- _Description of the task_
Here are some records; return them all exactly.
--- begin ---
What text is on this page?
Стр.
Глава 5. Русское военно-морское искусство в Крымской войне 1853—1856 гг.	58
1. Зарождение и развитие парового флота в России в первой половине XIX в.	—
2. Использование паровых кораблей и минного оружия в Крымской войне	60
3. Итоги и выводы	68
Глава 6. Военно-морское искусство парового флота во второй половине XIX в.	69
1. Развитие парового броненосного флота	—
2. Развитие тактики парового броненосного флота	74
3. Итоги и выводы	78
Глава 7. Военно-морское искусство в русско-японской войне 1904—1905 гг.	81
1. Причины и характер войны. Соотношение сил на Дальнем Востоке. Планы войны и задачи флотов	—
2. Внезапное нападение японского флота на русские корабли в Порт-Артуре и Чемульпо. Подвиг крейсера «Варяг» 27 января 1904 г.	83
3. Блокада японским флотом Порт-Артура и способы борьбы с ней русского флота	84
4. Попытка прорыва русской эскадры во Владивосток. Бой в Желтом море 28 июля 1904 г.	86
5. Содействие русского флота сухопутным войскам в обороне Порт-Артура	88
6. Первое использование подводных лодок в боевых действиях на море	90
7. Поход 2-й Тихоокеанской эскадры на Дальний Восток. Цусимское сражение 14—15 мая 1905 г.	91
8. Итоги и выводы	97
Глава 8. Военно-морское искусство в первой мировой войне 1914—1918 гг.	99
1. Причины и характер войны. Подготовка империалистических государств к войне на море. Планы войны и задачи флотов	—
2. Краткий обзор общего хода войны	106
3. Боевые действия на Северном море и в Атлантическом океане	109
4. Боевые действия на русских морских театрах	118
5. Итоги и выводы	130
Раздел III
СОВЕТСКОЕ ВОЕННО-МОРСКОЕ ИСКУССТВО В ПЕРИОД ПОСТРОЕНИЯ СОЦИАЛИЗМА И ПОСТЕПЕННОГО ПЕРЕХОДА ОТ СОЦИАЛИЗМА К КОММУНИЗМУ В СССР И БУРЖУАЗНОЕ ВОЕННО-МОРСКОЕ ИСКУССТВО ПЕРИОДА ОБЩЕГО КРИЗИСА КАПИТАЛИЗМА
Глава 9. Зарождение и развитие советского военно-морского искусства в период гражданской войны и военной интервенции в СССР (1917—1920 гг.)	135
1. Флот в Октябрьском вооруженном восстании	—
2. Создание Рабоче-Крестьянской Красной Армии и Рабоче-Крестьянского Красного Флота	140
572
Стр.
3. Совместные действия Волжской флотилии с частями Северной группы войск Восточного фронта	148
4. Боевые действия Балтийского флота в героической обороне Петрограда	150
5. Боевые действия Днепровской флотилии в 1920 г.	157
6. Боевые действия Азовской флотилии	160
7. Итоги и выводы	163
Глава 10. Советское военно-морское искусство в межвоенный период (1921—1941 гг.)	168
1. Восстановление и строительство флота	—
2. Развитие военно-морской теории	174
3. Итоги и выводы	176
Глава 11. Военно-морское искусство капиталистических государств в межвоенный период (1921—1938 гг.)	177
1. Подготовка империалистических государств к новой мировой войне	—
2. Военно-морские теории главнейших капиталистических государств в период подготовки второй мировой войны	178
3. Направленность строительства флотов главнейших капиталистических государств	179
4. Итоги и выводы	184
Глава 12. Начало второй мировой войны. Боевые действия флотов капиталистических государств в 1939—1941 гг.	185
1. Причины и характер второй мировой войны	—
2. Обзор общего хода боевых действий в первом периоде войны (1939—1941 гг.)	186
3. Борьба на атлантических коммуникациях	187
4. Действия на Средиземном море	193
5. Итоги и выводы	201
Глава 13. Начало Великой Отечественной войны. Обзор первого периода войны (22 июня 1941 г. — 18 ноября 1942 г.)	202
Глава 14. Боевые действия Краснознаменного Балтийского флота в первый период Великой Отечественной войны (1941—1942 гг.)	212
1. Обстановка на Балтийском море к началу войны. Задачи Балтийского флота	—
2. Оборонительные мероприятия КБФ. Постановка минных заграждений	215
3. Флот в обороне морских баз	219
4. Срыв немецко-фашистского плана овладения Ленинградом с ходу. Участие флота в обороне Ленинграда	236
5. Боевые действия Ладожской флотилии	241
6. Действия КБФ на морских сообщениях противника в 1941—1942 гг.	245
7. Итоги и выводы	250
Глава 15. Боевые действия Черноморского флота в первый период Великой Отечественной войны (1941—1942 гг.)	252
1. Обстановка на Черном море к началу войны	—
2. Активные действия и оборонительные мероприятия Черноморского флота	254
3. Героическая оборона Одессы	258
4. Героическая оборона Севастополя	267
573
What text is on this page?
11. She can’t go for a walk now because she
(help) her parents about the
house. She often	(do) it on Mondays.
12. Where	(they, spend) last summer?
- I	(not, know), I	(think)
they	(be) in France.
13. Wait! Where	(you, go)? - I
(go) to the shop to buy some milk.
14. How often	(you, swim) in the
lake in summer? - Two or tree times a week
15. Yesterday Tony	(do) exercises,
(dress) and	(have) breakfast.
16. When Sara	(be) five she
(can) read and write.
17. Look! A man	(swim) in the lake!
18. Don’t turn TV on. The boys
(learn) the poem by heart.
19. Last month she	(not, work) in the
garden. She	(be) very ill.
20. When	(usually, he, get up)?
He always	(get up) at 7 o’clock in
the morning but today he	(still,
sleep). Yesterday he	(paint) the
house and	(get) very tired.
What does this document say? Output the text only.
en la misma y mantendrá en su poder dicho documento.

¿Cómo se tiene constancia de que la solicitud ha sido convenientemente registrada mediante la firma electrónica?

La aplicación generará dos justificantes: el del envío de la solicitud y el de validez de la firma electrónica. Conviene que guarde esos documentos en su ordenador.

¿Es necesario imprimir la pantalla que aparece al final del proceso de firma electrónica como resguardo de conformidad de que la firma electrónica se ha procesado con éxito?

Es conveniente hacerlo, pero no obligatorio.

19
--- end ---
- _Finished task_
What text is on this page?
Стр.
Глава 5. Русское военно-морское искусство в Крымской войне 1853—1856 гг.	58
1. Зарождение и развитие парового флота в России в первой половине XIX в.	—
2. Использование паровых кораблей и минного оружия в Крымской войне	60
3. Итоги и выводы	68
Глава 6. Военно-морское искусство парового флота во второй половине XIX в.	69
1. Развитие парового броненосного флота	—
2. Развитие тактики парового броненосного флота	74
3. Итоги и выводы	78
Глава 7. Военно-морское искусство в русско-японской войне 1904—1905 гг.	81
1. Причины и характер войны. Соотношение сил на Дальнем Востоке. Планы войны и задачи флотов	—
2. Внезапное нападение японского флота на русские корабли в Порт-Артуре и Чемульпо. Подвиг крейсера «Варяг» 27 января 1904 г.	83
3. Блокада японским флотом Порт-Артура и способы борьбы с ней русского флота	84
4. Попытка прорыва русской эскадры во Владивосток. Бой в Желтом море 28 июля 1904 г.	86
5. Содействие русского флота сухопутным войскам в обороне Порт-Артура	88
6. Первое использование подводных лодок в боевых действиях на море	90
7. Поход 2-й Тихоокеанской эскадры на Дальний Восток. Цусимское сражение 14—15 мая 1905 г.	91
8. Итоги и выводы	97
Глава 8. Военно-морское искусство в первой мировой войне 1914—1918 гг.	99
1. Причины и характер войны. Подготовка империалистических государств к войне на море. Планы войны и задачи флотов	—
2. Краткий обзор общего хода войны	106
3. Боевые действия на Северном море и в Атлантическом океане	109
4. Боевые действия на русских морских театрах	118
5. Итоги и выводы	130
Раздел III
СОВЕТСКОЕ ВОЕННО-МОРСКОЕ ИСКУССТВО В ПЕРИОД ПОСТРОЕНИЯ СОЦИАЛИЗМА И ПОСТЕПЕННОГО ПЕРЕХОДА ОТ СОЦИАЛИЗМА К КОММУНИЗМУ В СССР И БУРЖУАЗНОЕ ВОЕННО-МОРСКОЕ ИСКУССТВО ПЕРИОДА ОБЩЕГО КРИЗИСА КАПИТАЛИЗМА
Глава 9. Зарождение и развитие советского военно-морского искусства в период гражданской войны и военной интервенции в СССР (1917—1920 гг.)	135
1. Флот в Октябрьском вооруженном восстании	—
2. Создание Рабоче-Крестьянской Красной Армии и Рабоче-Крестьянского Красного Флота	140
572
Стр.
3. Совместные действия Волжской флотилии с частями Северной группы войск Восточного фронта	148
4. Боевые действия Балтийского флота в героической обороне Петрограда	150
5. Боевые действия Днепровской флотилии в 1920 г.	157
6. Боевые действия Азовской флотилии	160
7. Итоги и выводы	163
Глава 10. Советское военно-морское искусство в межвоенный период (1921—1941 гг.)	168
1. Восстановление и строительство флота	—
2. Развитие военно-морской теории	174
3. Итоги и выводы	176
Глава 11. Военно-морское искусство капиталистических государств в межвоенный период (1921—1938 гг.)	177
1. Подготовка империалистических государств к новой мировой войне	—
2. Военно-морские теории главнейших капиталистических государств в период подготовки второй мировой войны	178
3. Направленность строительства флотов главнейших капиталистических государств	179
4. Итоги и выводы	184
Глава 12. Начало второй мировой войны. Боевые действия флотов капиталистических государств в 1939—1941 гг.	185
1. Причины и характер второй мировой войны	—
2. Обзор общего хода боевых действий в первом периоде войны (1939—1941 гг.)	186
3. Борьба на атлантических коммуникациях	187
4. Действия на Средиземном море	193
5. Итоги и выводы	201
Глава 13. Начало Великой Отечественной войны. Обзор первого периода войны (22 июня 1941 г. — 18 ноября 1942 г.)	202
Глава 14. Боевые действия Краснознаменного Балтийского флота в первый период Великой Отечественной войны (1941—1942 гг.)	212
1. Обстановка на Балтийском море к началу войны. Задачи Балтийского флота	—
2. Оборонительные мероприятия КБФ. Постановка минных заграждений	215
3. Флот в обороне морских баз	219
4. Срыв немецко-фашистского плана овладения Ленинградом с ходу. Участие флота в обороне Ленинграда	236
5. Боевые действия Ладожской флотилии	241
6. Действия КБФ на морских сообщениях противника в 1941—1942 гг.	245
7. Итоги и выводы	250
Глава 15. Боевые действия Черноморского флота в первый период Великой Отечественной войны (1941—1942 гг.)	252
1. Обстановка на Черном море к началу войны	—
2. Активные действия и оборонительные мероприятия Черноморского флота	254
3. Героическая оборона Одессы	258
4. Героическая оборона Севастополя	267
573
What text is on this page?
11. She can’t go for a walk now because she
(help) her parents about the
house. She often	(do) it on Mondays.
12. Where	(they, spend) last summer?
- I	(not, know), I	(think)
they	(be) in France.
13. Wait! Where	(you, go)? - I
(go) to the shop to buy some milk.
14. How often	(you, swim) in the
lake in summer? - Two or tree times a week
15. Yesterday Tony	(do) exercises,
(dress) and	(have) breakfast.
16. When Sara	(be) five she
(can) read and write.
17. Look! A man	(swim) in the lake!
18. Don’t turn TV on. The boys
(learn) the poem by heart.
19. Last month she	(not, work) in the
garden. She	(be) very ill.
20. When	(usually, he, get up)?
He always	(get up) at 7 o’clock in
the morning but today he	(still,
sleep). Yesterday he	(paint) the
house and	(get) very tired.
What does this document say? Output the text only.
en la misma y mantendrá en su poder dicho documento.

¿Cómo se tiene constancia de que la solicitud ha sido convenientemente registrada mediante la firma electrónica?

La aplicación generará dos justificantes: el del envío de la solicitud y el de validez de la firma electrónica. Conviene que guarde esos documentos en su ordenador.

¿Es necesario imprimir la pantalla que aparece al final del proceso de firma electrónica como resguardo de conformidad de que la firma electrónica se ha procesado con éxito?

Es conveniente hacerlo, pero no obligatorio.

19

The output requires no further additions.